> **STATED GOAL**: Count how many lines of the material hold "日之间变动". Respond with that number alone.

···

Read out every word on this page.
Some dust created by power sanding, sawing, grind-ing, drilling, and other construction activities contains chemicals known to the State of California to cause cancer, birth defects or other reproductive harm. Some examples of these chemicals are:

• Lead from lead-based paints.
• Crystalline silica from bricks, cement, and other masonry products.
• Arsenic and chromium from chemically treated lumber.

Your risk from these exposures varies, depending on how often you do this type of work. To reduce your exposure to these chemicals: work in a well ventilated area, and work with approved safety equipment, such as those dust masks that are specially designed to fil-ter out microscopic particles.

···

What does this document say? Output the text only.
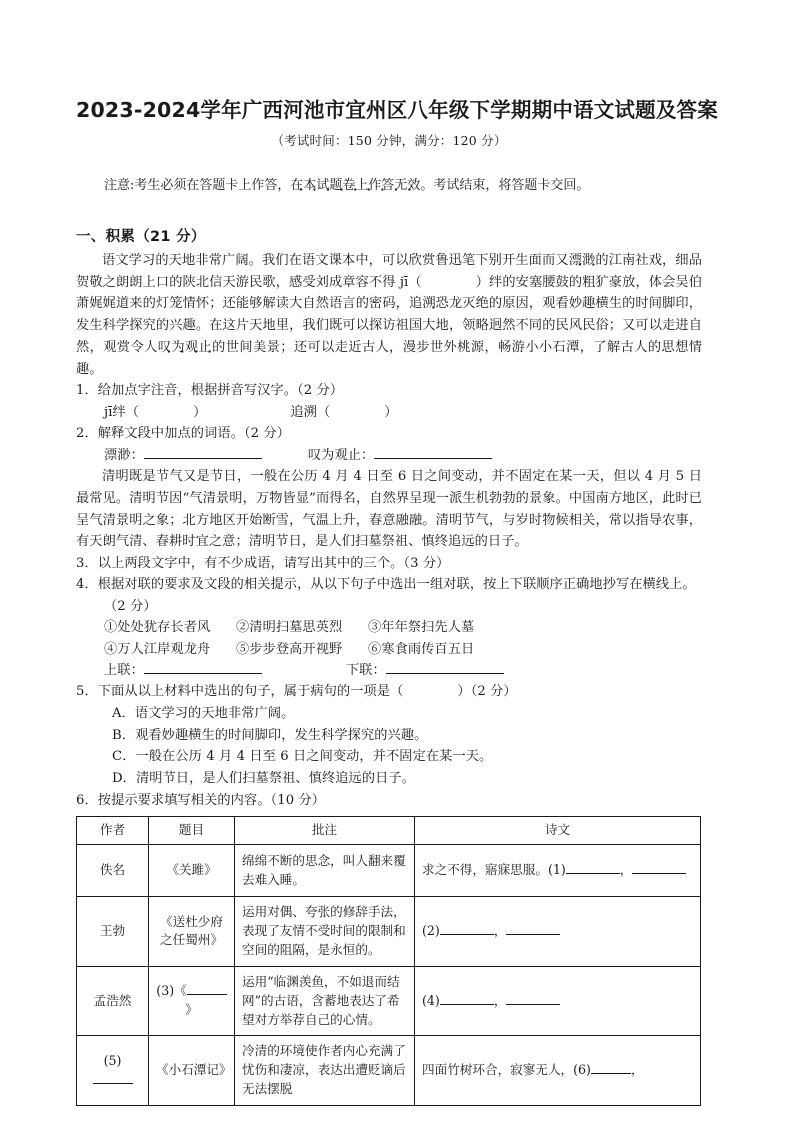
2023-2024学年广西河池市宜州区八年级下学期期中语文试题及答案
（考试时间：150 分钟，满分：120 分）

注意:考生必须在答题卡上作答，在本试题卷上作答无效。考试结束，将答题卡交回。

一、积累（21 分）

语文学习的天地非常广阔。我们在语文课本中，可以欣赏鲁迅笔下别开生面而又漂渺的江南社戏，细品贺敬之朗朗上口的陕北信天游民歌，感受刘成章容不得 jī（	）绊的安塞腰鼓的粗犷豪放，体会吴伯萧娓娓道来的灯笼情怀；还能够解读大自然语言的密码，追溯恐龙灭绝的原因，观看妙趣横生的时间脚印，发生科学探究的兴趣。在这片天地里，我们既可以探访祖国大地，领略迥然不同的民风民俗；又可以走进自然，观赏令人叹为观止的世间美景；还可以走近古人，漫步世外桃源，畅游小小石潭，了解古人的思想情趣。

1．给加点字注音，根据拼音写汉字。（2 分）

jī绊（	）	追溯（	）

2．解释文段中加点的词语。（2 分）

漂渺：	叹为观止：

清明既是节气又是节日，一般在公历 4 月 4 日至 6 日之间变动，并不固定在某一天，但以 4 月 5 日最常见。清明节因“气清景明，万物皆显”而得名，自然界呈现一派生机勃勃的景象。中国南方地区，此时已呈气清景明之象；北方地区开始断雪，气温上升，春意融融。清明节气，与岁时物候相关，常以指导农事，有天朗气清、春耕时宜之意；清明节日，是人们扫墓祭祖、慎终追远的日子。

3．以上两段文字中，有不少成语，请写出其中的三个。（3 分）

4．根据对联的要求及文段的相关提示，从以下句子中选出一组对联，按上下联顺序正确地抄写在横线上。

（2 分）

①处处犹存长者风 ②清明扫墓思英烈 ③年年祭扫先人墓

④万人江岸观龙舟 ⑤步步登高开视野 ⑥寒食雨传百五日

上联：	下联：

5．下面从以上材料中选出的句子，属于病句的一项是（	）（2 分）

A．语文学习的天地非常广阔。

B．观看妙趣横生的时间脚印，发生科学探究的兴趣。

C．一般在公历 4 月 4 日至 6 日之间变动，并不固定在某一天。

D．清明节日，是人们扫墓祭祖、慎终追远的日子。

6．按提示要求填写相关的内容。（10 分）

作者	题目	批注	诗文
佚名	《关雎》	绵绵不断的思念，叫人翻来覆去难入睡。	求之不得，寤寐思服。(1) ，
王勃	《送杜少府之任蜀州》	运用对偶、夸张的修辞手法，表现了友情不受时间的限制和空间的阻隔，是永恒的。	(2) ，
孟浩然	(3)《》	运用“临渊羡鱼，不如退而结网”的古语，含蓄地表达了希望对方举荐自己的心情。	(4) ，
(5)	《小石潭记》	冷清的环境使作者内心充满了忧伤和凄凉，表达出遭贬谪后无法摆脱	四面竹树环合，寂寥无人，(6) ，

···

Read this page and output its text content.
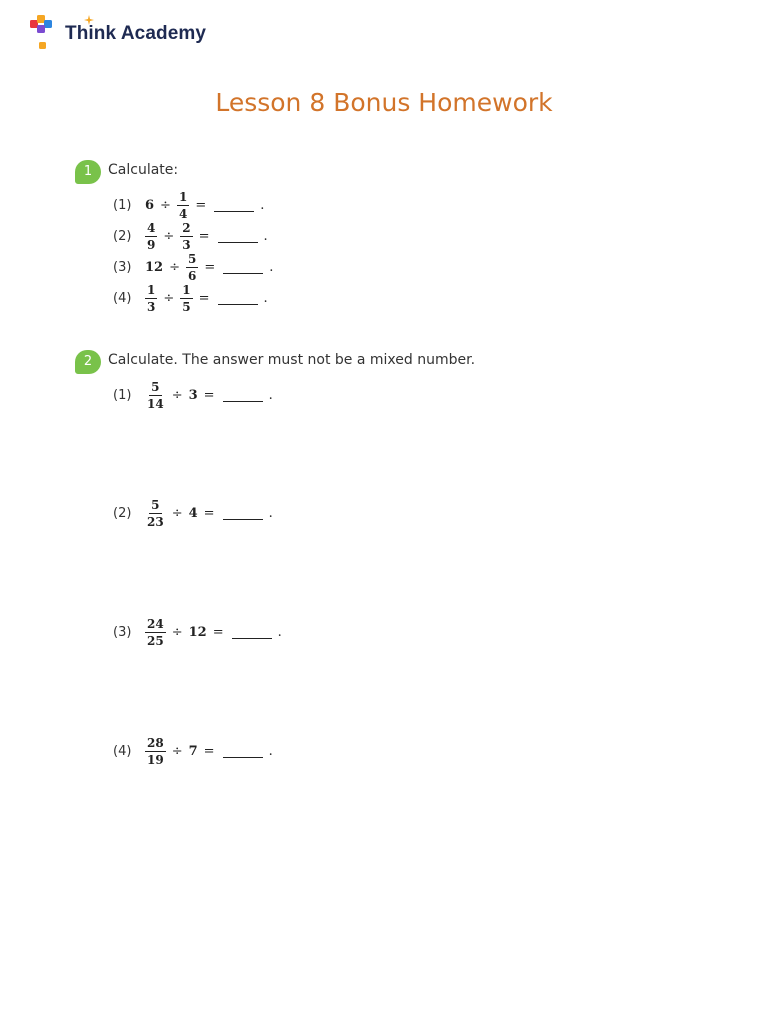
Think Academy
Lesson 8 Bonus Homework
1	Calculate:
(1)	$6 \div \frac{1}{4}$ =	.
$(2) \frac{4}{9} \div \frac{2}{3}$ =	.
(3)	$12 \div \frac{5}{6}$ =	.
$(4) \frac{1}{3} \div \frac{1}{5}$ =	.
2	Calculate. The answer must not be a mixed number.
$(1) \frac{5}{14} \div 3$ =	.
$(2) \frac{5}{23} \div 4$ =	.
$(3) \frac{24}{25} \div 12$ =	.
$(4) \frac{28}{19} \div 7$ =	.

···

> **SOLUTION TO THE EXERCISE**: 2